What you should do
Would you repeat the listing exactly but omit every picture?

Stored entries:
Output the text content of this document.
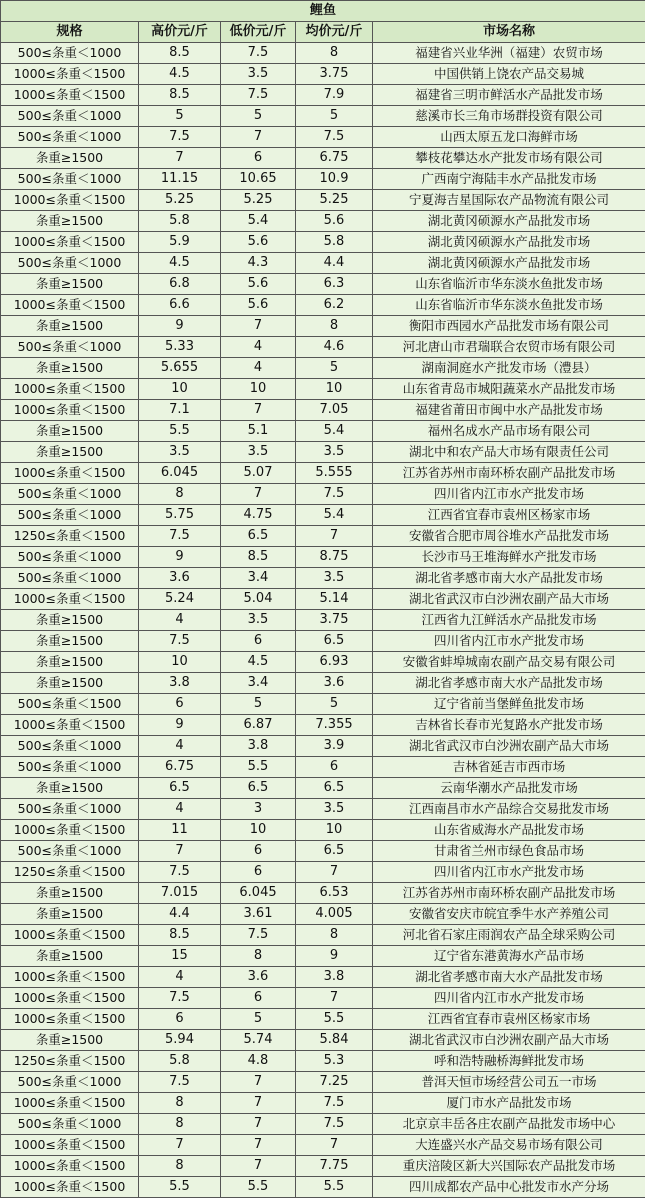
鲤鱼				
规格	高价元/斤	低价元/斤	均价元/斤	市场名称
500≤条重＜1000	8.5	7.5	8	福建省兴业华洲（福建）农贸市场
1000≤条重＜1500	4.5	3.5	3.75	中国供销上饶农产品交易城
1000≤条重＜1500	8.5	7.5	7.9	福建省三明市鲜活水产品批发市场
500≤条重＜1000	5	5	5	慈溪市长三角市场群投资有限公司
500≤条重＜1000	7.5	7	7.5	山西太原五龙口海鲜市场
条重≥1500	7	6	6.75	攀枝花攀达水产批发市场有限公司
500≤条重＜1000	11.15	10.65	10.9	广西南宁海陆丰水产品批发市场
1000≤条重＜1500	5.25	5.25	5.25	宁夏海吉星国际农产品物流有限公司
条重≥1500	5.8	5.4	5.6	湖北黄冈硕源水产品批发市场
1000≤条重＜1500	5.9	5.6	5.8	湖北黄冈硕源水产品批发市场
500≤条重＜1000	4.5	4.3	4.4	湖北黄冈硕源水产品批发市场
条重≥1500	6.8	5.6	6.3	山东省临沂市华东淡水鱼批发市场
1000≤条重＜1500	6.6	5.6	6.2	山东省临沂市华东淡水鱼批发市场
条重≥1500	9	7	8	衡阳市西园水产品批发市场有限公司
500≤条重＜1000	5.33	4	4.6	河北唐山市君瑞联合农贸市场有限公司
条重≥1500	5.655	4	5	湖南洞庭水产批发市场（澧县）
1000≤条重＜1500	10	10	10	山东省青岛市城阳蔬菜水产品批发市场
1000≤条重＜1500	7.1	7	7.05	福建省莆田市闽中水产品批发市场
条重≥1500	5.5	5.1	5.4	福州名成水产品市场有限公司
条重≥1500	3.5	3.5	3.5	湖北中和农产品大市场有限责任公司
1000≤条重＜1500	6.045	5.07	5.555	江苏省苏州市南环桥农副产品批发市场
500≤条重＜1000	8	7	7.5	四川省内江市水产批发市场
500≤条重＜1000	5.75	4.75	5.4	江西省宜春市袁州区杨家市场
1250≤条重＜1500	7.5	6.5	7	安徽省合肥市周谷堆水产品批发市场
500≤条重＜1000	9	8.5	8.75	长沙市马王堆海鲜水产批发市场
500≤条重＜1000	3.6	3.4	3.5	湖北省孝感市南大水产品批发市场
1000≤条重＜1500	5.24	5.04	5.14	湖北省武汉市白沙洲农副产品大市场
条重≥1500	4	3.5	3.75	江西省九江鲜活水产品批发市场
条重≥1500	7.5	6	6.5	四川省内江市水产批发市场
条重≥1500	10	4.5	6.93	安徽省蚌埠城南农副产品交易有限公司
条重≥1500	3.8	3.4	3.6	湖北省孝感市南大水产品批发市场
500≤条重＜1500	6	5	5	辽宁省前当堡鲜鱼批发市场
1000≤条重＜1500	9	6.87	7.355	吉林省长春市光复路水产批发市场
500≤条重＜1000	4	3.8	3.9	湖北省武汉市白沙洲农副产品大市场
500≤条重＜1000	6.75	5.5	6	吉林省延吉市西市场
条重≥1500	6.5	6.5	6.5	云南华潮水产品批发市场
500≤条重＜1000	4	3	3.5	江西南昌市水产品综合交易批发市场
1000≤条重＜1500	11	10	10	山东省威海水产品批发市场
500≤条重＜1000	7	6	6.5	甘肃省兰州市绿色食品市场
1250≤条重＜1500	7.5	6	7	四川省内江市水产批发市场
条重≥1500	7.015	6.045	6.53	江苏省苏州市南环桥农副产品批发市场
条重≥1500	4.4	3.61	4.005	安徽省安庆市皖宜季牛水产养殖公司
1000≤条重＜1500	8.5	7.5	8	河北省石家庄雨润农产品全球采购公司
条重≥1500	15	8	9	辽宁省东港黄海水产品市场
1000≤条重＜1500	4	3.6	3.8	湖北省孝感市南大水产品批发市场
1000≤条重＜1500	7.5	6	7	四川省内江市水产批发市场
1000≤条重＜1500	6	5	5.5	江西省宜春市袁州区杨家市场
条重≥1500	5.94	5.74	5.84	湖北省武汉市白沙洲农副产品大市场
1250≤条重＜1500	5.8	4.8	5.3	呼和浩特融桥海鲜批发市场
500≤条重＜1000	7.5	7	7.25	普洱天恒市场经营公司五一市场
1000≤条重＜1500	8	7	7.5	厦门市水产品批发市场
500≤条重＜1000	8	7	7.5	北京京丰岳各庄农副产品批发市场中心
1000≤条重＜1500	7	7	7	大连盛兴水产品交易市场有限公司
1000≤条重＜1500	8	7	7.75	重庆涪陵区新大兴国际农产品批发市场
1000≤条重＜1500	5.5	5.5	5.5	四川成都农产品中心批发市水产分场
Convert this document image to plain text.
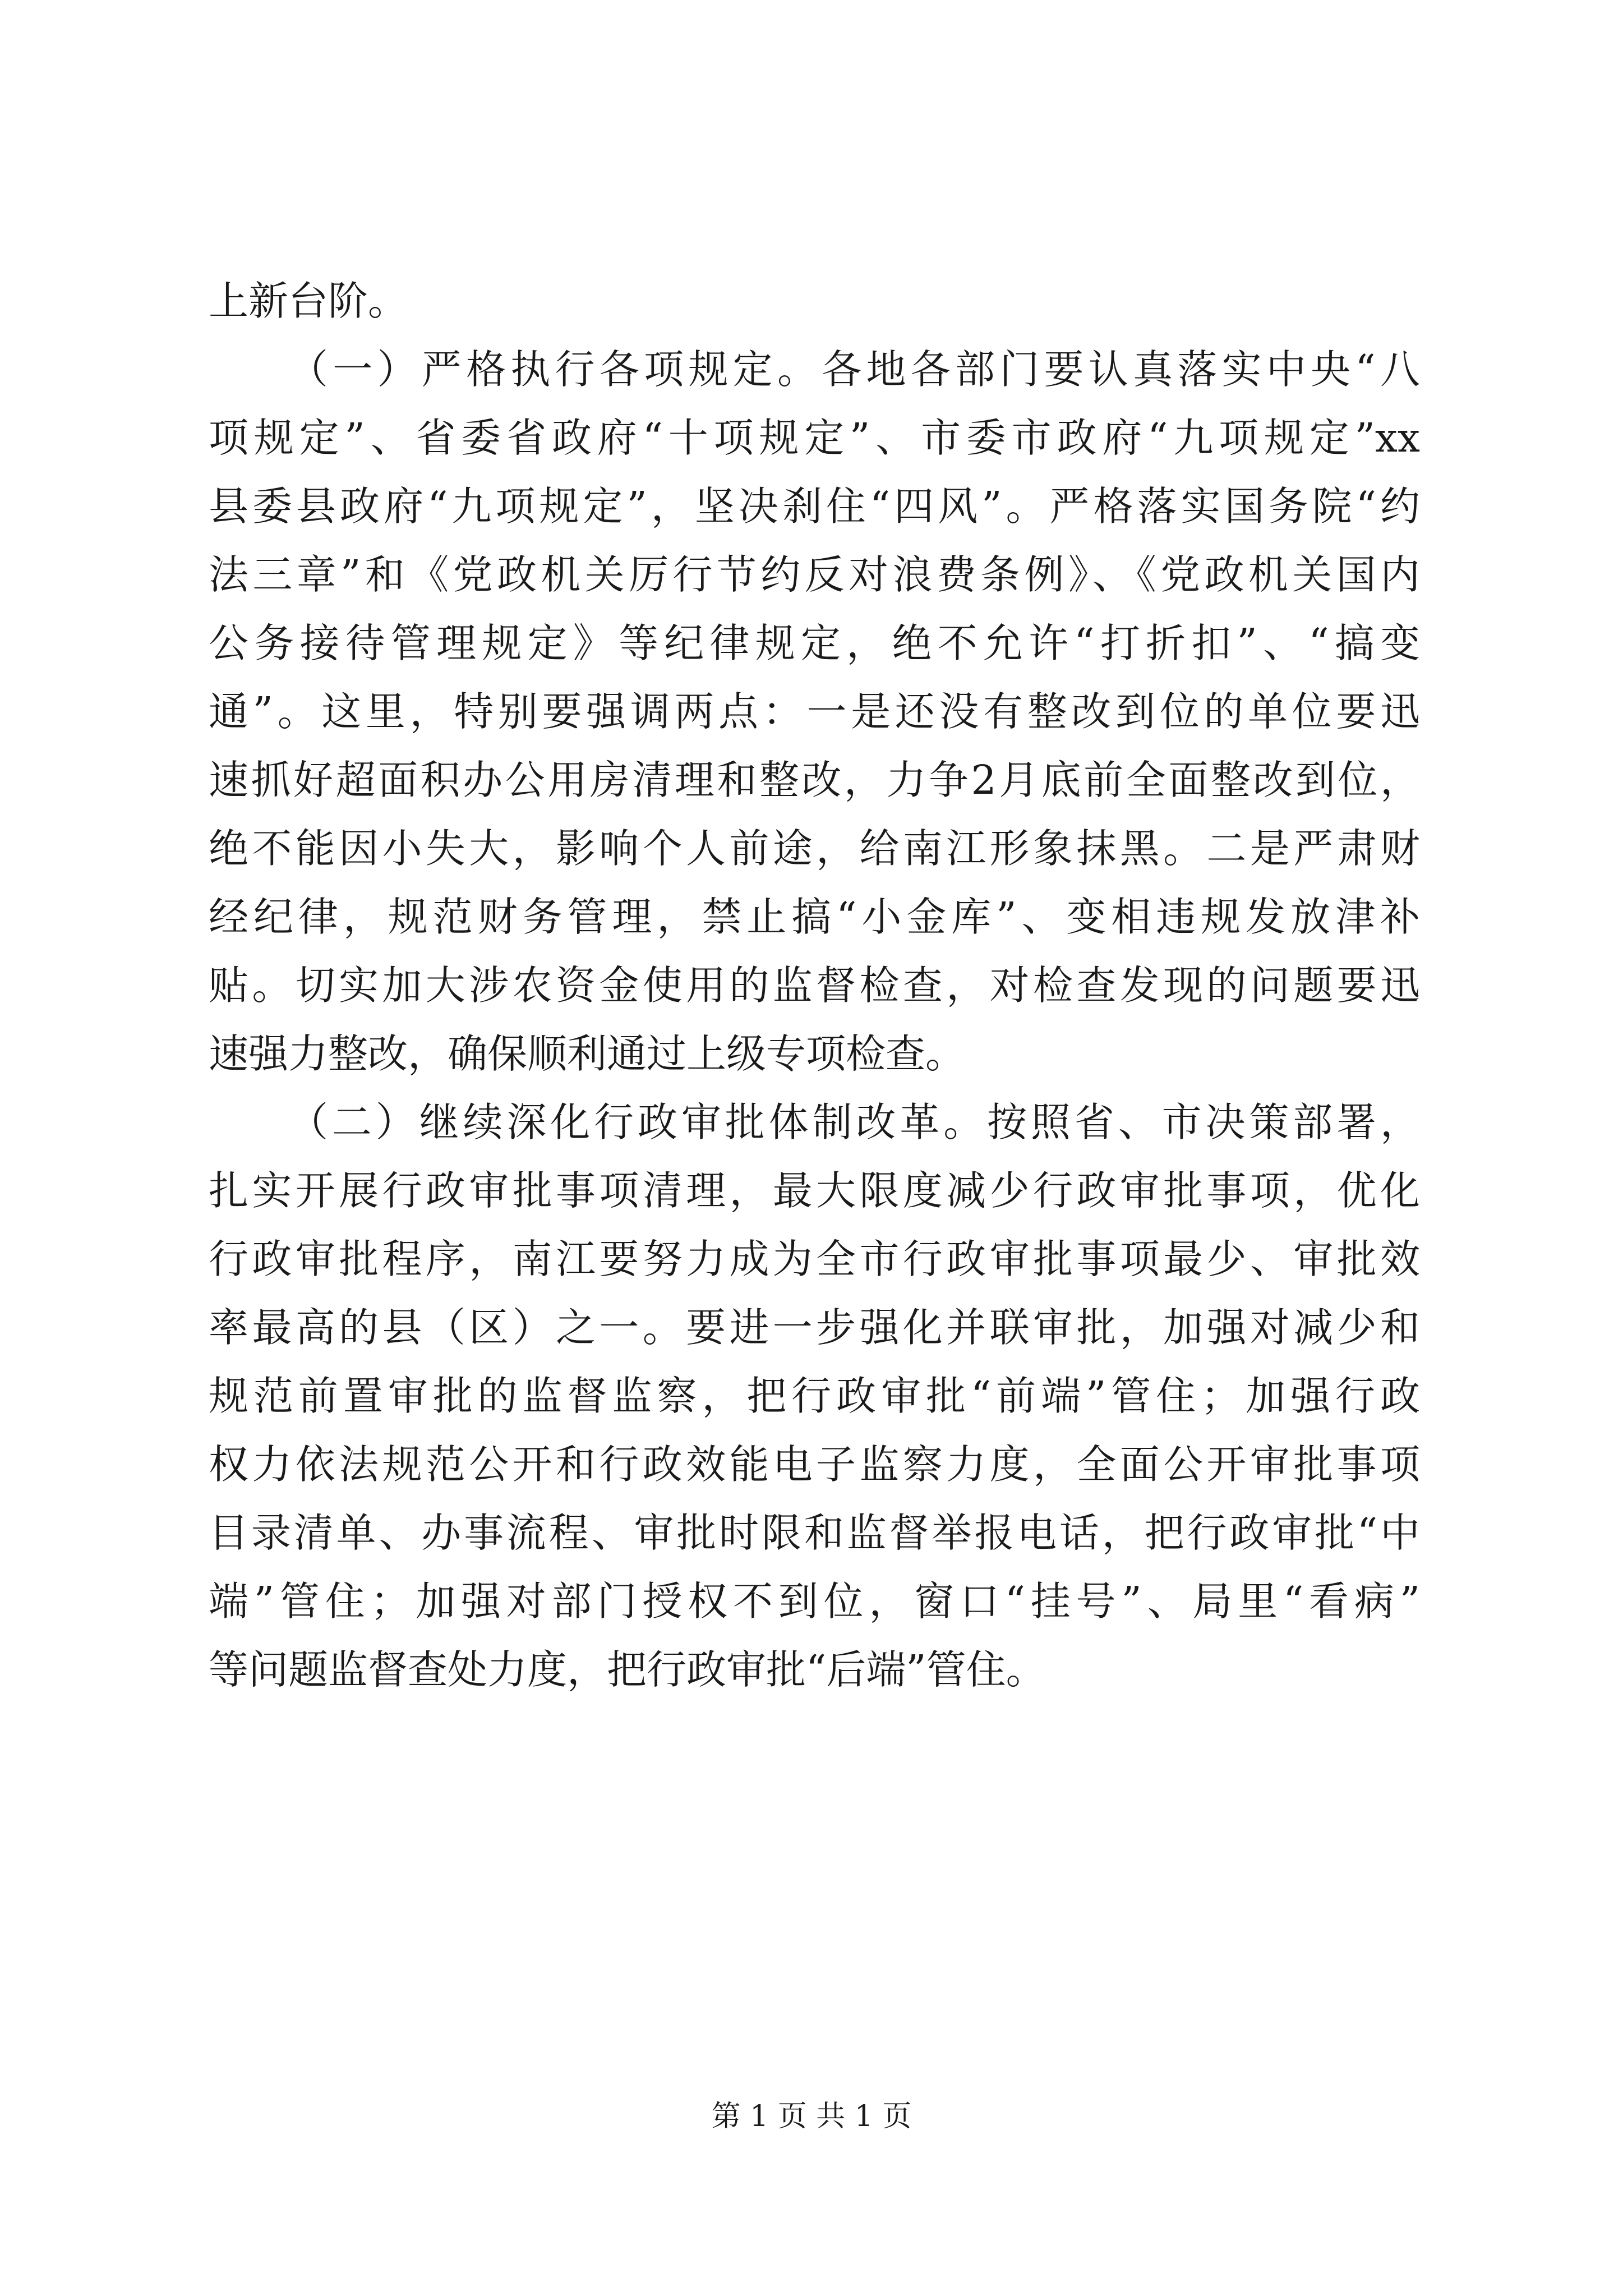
上新台阶。
（一）严格执行各项规定。各地各部门要认真落实中央“八
项规定”、省委省政府“十项规定”、市委市政府“九项规定”xx
县委县政府“九项规定”，坚决刹住“四风”。严格落实国务院“约
法三章”和《党政机关厉行节约反对浪费条例》、《党政机关国内
公务接待管理规定》等纪律规定，绝不允许“打折扣”、“搞变
通”。这里，特别要强调两点：一是还没有整改到位的单位要迅
速抓好超面积办公用房清理和整改，力争2月底前全面整改到位，
绝不能因小失大，影响个人前途，给南江形象抹黑。二是严肃财
经纪律，规范财务管理，禁止搞“小金库”、变相违规发放津补
贴。切实加大涉农资金使用的监督检查，对检查发现的问题要迅
速强力整改，确保顺利通过上级专项检查。
（二）继续深化行政审批体制改革。按照省、市决策部署，
扎实开展行政审批事项清理，最大限度减少行政审批事项，优化
行政审批程序，南江要努力成为全市行政审批事项最少、审批效
率最高的县（区）之一。要进一步强化并联审批，加强对减少和
规范前置审批的监督监察，把行政审批“前端”管住；加强行政
权力依法规范公开和行政效能电子监察力度，全面公开审批事项
目录清单、办事流程、审批时限和监督举报电话，把行政审批“中
端”管住；加强对部门授权不到位，窗口“挂号”、局里“看病”
等问题监督查处力度，把行政审批“后端”管住。
第 1 页 共 1 页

Full output
Output the text content of this document.
鲤鱼				
规格	高价元/斤	低价元/斤	均价元/斤	市场名称
500≤条重＜1000	8.5	7.5	8	福建省兴业华洲（福建）农贸市场
1000≤条重＜1500	4.5	3.5	3.75	中国供销上饶农产品交易城
1000≤条重＜1500	8.5	7.5	7.9	福建省三明市鲜活水产品批发市场
500≤条重＜1000	5	5	5	慈溪市长三角市场群投资有限公司
500≤条重＜1000	7.5	7	7.5	山西太原五龙口海鲜市场
条重≥1500	7	6	6.75	攀枝花攀达水产批发市场有限公司
500≤条重＜1000	11.15	10.65	10.9	广西南宁海陆丰水产品批发市场
1000≤条重＜1500	5.25	5.25	5.25	宁夏海吉星国际农产品物流有限公司
条重≥1500	5.8	5.4	5.6	湖北黄冈硕源水产品批发市场
1000≤条重＜1500	5.9	5.6	5.8	湖北黄冈硕源水产品批发市场
500≤条重＜1000	4.5	4.3	4.4	湖北黄冈硕源水产品批发市场
条重≥1500	6.8	5.6	6.3	山东省临沂市华东淡水鱼批发市场
1000≤条重＜1500	6.6	5.6	6.2	山东省临沂市华东淡水鱼批发市场
条重≥1500	9	7	8	衡阳市西园水产品批发市场有限公司
500≤条重＜1000	5.33	4	4.6	河北唐山市君瑞联合农贸市场有限公司
条重≥1500	5.655	4	5	湖南洞庭水产批发市场（澧县）
1000≤条重＜1500	10	10	10	山东省青岛市城阳蔬菜水产品批发市场
1000≤条重＜1500	7.1	7	7.05	福建省莆田市闽中水产品批发市场
条重≥1500	5.5	5.1	5.4	福州名成水产品市场有限公司
条重≥1500	3.5	3.5	3.5	湖北中和农产品大市场有限责任公司
1000≤条重＜1500	6.045	5.07	5.555	江苏省苏州市南环桥农副产品批发市场
500≤条重＜1000	8	7	7.5	四川省内江市水产批发市场
500≤条重＜1000	5.75	4.75	5.4	江西省宜春市袁州区杨家市场
1250≤条重＜1500	7.5	6.5	7	安徽省合肥市周谷堆水产品批发市场
500≤条重＜1000	9	8.5	8.75	长沙市马王堆海鲜水产批发市场
500≤条重＜1000	3.6	3.4	3.5	湖北省孝感市南大水产品批发市场
1000≤条重＜1500	5.24	5.04	5.14	湖北省武汉市白沙洲农副产品大市场
条重≥1500	4	3.5	3.75	江西省九江鲜活水产品批发市场
条重≥1500	7.5	6	6.5	四川省内江市水产批发市场
条重≥1500	10	4.5	6.93	安徽省蚌埠城南农副产品交易有限公司
条重≥1500	3.8	3.4	3.6	湖北省孝感市南大水产品批发市场
500≤条重＜1500	6	5	5	辽宁省前当堡鲜鱼批发市场
1000≤条重＜1500	9	6.87	7.355	吉林省长春市光复路水产批发市场
500≤条重＜1000	4	3.8	3.9	湖北省武汉市白沙洲农副产品大市场
500≤条重＜1000	6.75	5.5	6	吉林省延吉市西市场
条重≥1500	6.5	6.5	6.5	云南华潮水产品批发市场
500≤条重＜1000	4	3	3.5	江西南昌市水产品综合交易批发市场
1000≤条重＜1500	11	10	10	山东省威海水产品批发市场
500≤条重＜1000	7	6	6.5	甘肃省兰州市绿色食品市场
1250≤条重＜1500	7.5	6	7	四川省内江市水产批发市场
条重≥1500	7.015	6.045	6.53	江苏省苏州市南环桥农副产品批发市场
条重≥1500	4.4	3.61	4.005	安徽省安庆市皖宜季牛水产养殖公司
1000≤条重＜1500	8.5	7.5	8	河北省石家庄雨润农产品全球采购公司
条重≥1500	15	8	9	辽宁省东港黄海水产品市场
1000≤条重＜1500	4	3.6	3.8	湖北省孝感市南大水产品批发市场
1000≤条重＜1500	7.5	6	7	四川省内江市水产批发市场
1000≤条重＜1500	6	5	5.5	江西省宜春市袁州区杨家市场
条重≥1500	5.94	5.74	5.84	湖北省武汉市白沙洲农副产品大市场
1250≤条重＜1500	5.8	4.8	5.3	呼和浩特融桥海鲜批发市场
500≤条重＜1000	7.5	7	7.25	普洱天恒市场经营公司五一市场
1000≤条重＜1500	8	7	7.5	厦门市水产品批发市场
500≤条重＜1000	8	7	7.5	北京京丰岳各庄农副产品批发市场中心
1000≤条重＜1500	7	7	7	大连盛兴水产品交易市场有限公司
1000≤条重＜1500	8	7	7.75	重庆涪陵区新大兴国际农产品批发市场
1000≤条重＜1500	5.5	5.5	5.5	四川成都农产品中心批发市水产分场
Convert this document image to plain text.
上新台阶。
（一）严格执行各项规定。各地各部门要认真落实中央“八
项规定”、省委省政府“十项规定”、市委市政府“九项规定”xx
县委县政府“九项规定”，坚决刹住“四风”。严格落实国务院“约
法三章”和《党政机关厉行节约反对浪费条例》、《党政机关国内
公务接待管理规定》等纪律规定，绝不允许“打折扣”、“搞变
通”。这里，特别要强调两点：一是还没有整改到位的单位要迅
速抓好超面积办公用房清理和整改，力争2月底前全面整改到位，
绝不能因小失大，影响个人前途，给南江形象抹黑。二是严肃财
经纪律，规范财务管理，禁止搞“小金库”、变相违规发放津补
贴。切实加大涉农资金使用的监督检查，对检查发现的问题要迅
速强力整改，确保顺利通过上级专项检查。
（二）继续深化行政审批体制改革。按照省、市决策部署，
扎实开展行政审批事项清理，最大限度减少行政审批事项，优化
行政审批程序，南江要努力成为全市行政审批事项最少、审批效
率最高的县（区）之一。要进一步强化并联审批，加强对减少和
规范前置审批的监督监察，把行政审批“前端”管住；加强行政
权力依法规范公开和行政效能电子监察力度，全面公开审批事项
目录清单、办事流程、审批时限和监督举报电话，把行政审批“中
端”管住；加强对部门授权不到位，窗口“挂号”、局里“看病”
等问题监督查处力度，把行政审批“后端”管住。
第 1 页 共 1 页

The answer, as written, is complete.